Entries provided:

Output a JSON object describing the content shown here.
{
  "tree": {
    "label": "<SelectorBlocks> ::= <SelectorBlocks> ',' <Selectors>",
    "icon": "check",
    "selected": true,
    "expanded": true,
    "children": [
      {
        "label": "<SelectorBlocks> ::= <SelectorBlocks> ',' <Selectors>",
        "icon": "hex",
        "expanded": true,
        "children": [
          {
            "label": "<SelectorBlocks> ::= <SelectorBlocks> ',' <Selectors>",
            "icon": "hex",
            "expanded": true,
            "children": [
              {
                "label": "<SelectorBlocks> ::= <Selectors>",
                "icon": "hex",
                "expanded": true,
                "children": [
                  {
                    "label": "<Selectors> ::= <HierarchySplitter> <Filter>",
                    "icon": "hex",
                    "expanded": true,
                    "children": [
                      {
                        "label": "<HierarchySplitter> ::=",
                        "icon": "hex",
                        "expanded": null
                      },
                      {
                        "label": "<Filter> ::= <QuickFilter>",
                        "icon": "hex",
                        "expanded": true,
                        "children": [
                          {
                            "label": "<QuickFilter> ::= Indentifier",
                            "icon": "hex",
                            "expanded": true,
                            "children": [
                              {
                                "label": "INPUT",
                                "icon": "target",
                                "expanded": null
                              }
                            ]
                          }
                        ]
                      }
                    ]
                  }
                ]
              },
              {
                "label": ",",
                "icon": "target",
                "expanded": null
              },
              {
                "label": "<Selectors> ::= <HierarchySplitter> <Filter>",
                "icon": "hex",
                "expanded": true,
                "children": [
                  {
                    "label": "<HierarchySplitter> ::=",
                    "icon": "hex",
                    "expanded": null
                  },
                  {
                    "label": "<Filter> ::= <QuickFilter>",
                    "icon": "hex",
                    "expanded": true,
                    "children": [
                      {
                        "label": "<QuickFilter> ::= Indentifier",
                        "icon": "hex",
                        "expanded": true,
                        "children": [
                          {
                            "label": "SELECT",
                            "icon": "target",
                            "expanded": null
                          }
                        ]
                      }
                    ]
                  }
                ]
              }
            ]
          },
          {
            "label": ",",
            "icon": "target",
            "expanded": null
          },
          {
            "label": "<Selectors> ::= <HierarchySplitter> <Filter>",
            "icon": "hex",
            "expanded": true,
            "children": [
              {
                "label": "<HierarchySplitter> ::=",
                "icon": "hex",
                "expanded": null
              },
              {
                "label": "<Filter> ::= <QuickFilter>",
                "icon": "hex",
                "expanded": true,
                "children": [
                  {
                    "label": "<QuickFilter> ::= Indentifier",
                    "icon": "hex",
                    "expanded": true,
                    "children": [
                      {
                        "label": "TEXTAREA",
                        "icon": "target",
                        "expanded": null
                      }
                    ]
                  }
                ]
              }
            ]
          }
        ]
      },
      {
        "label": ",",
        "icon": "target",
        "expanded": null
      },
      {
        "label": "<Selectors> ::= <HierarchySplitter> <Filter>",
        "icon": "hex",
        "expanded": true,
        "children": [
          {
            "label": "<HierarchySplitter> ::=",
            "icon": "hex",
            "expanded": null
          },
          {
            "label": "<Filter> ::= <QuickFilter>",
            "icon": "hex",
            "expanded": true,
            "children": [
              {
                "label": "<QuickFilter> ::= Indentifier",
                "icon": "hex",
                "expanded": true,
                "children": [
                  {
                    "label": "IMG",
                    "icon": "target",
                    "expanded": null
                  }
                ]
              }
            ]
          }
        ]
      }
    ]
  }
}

Goal:
Extract the data in full. Keep it word for word.

Result for this task:
Output a JSON object describing the content shown here.
{
  "tree": {
    "label": "<SelectorBlocks> ::= <SelectorBlocks> ',' <Selectors>",
    "icon": "check",
    "selected": true,
    "expanded": true,
    "children": [
      {
        "label": "<SelectorBlocks> ::= <SelectorBlocks> ',' <Selectors>",
        "icon": "hex",
        "expanded": true,
        "children": [
          {
            "label": "<SelectorBlocks> ::= <SelectorBlocks> ',' <Selectors>",
            "icon": "hex",
            "expanded": true,
            "children": [
              {
                "label": "<SelectorBlocks> ::= <Selectors>",
                "icon": "hex",
                "expanded": true,
                "children": [
                  {
                    "label": "<Selectors> ::= <HierarchySplitter> <Filter>",
                    "icon": "hex",
                    "expanded": true,
                    "children": [
                      {
                        "label": "<HierarchySplitter> ::=",
                        "icon": "hex",
                        "expanded": null
                      },
                      {
                        "label": "<Filter> ::= <QuickFilter>",
                        "icon": "hex",
                        "expanded": true,
                        "children": [
                          {
                            "label": "<QuickFilter> ::= Indentifier",
                            "icon": "hex",
                            "expanded": true,
                            "children": [
                              {
                                "label": "INPUT",
                                "icon": "target",
                                "expanded": null
                              }
                            ]
                          }
                        ]
                      }
                    ]
                  }
                ]
              },
              {
                "label": ",",
                "icon": "target",
                "expanded": null
              },
              {
                "label": "<Selectors> ::= <HierarchySplitter> <Filter>",
                "icon": "hex",
                "expanded": true,
                "children": [
                  {
                    "label": "<HierarchySplitter> ::=",
                    "icon": "hex",
                    "expanded": null
                  },
                  {
                    "label": "<Filter> ::= <QuickFilter>",
                    "icon": "hex",
                    "expanded": true,
                    "children": [
                      {
                        "label": "<QuickFilter> ::= Indentifier",
                        "icon": "hex",
                        "expanded": true,
                        "children": [
                          {
                            "label": "SELECT",
                            "icon": "target",
                            "expanded": null
                          }
                        ]
                      }
                    ]
                  }
                ]
              }
            ]
          },
          {
            "label": ",",
            "icon": "target",
            "expanded": null
          },
          {
            "label": "<Selectors> ::= <HierarchySplitter> <Filter>",
            "icon": "hex",
            "expanded": true,
            "children": [
              {
                "label": "<HierarchySplitter> ::=",
                "icon": "hex",
                "expanded": null
              },
              {
                "label": "<Filter> ::= <QuickFilter>",
                "icon": "hex",
                "expanded": true,
                "children": [
                  {
                    "label": "<QuickFilter> ::= Indentifier",
                    "icon": "hex",
                    "expanded": true,
                    "children": [
                      {
                        "label": "TEXTAREA",
                        "icon": "target",
                        "expanded": null
                      }
                    ]
                  }
                ]
              }
            ]
          }
        ]
      },
      {
        "label": ",",
        "icon": "target",
        "expanded": null
      },
      {
        "label": "<Selectors> ::= <HierarchySplitter> <Filter>",
        "icon": "hex",
        "expanded": true,
        "children": [
          {
            "label": "<HierarchySplitter> ::=",
            "icon": "hex",
            "expanded": null
          },
          {
            "label": "<Filter> ::= <QuickFilter>",
            "icon": "hex",
            "expanded": true,
            "children": [
              {
                "label": "<QuickFilter> ::= Indentifier",
                "icon": "hex",
                "expanded": true,
                "children": [
                  {
                    "label": "IMG",
                    "icon": "target",
                    "expanded": null
                  }
                ]
              }
            ]
          }
        ]
      }
    ]
  }
}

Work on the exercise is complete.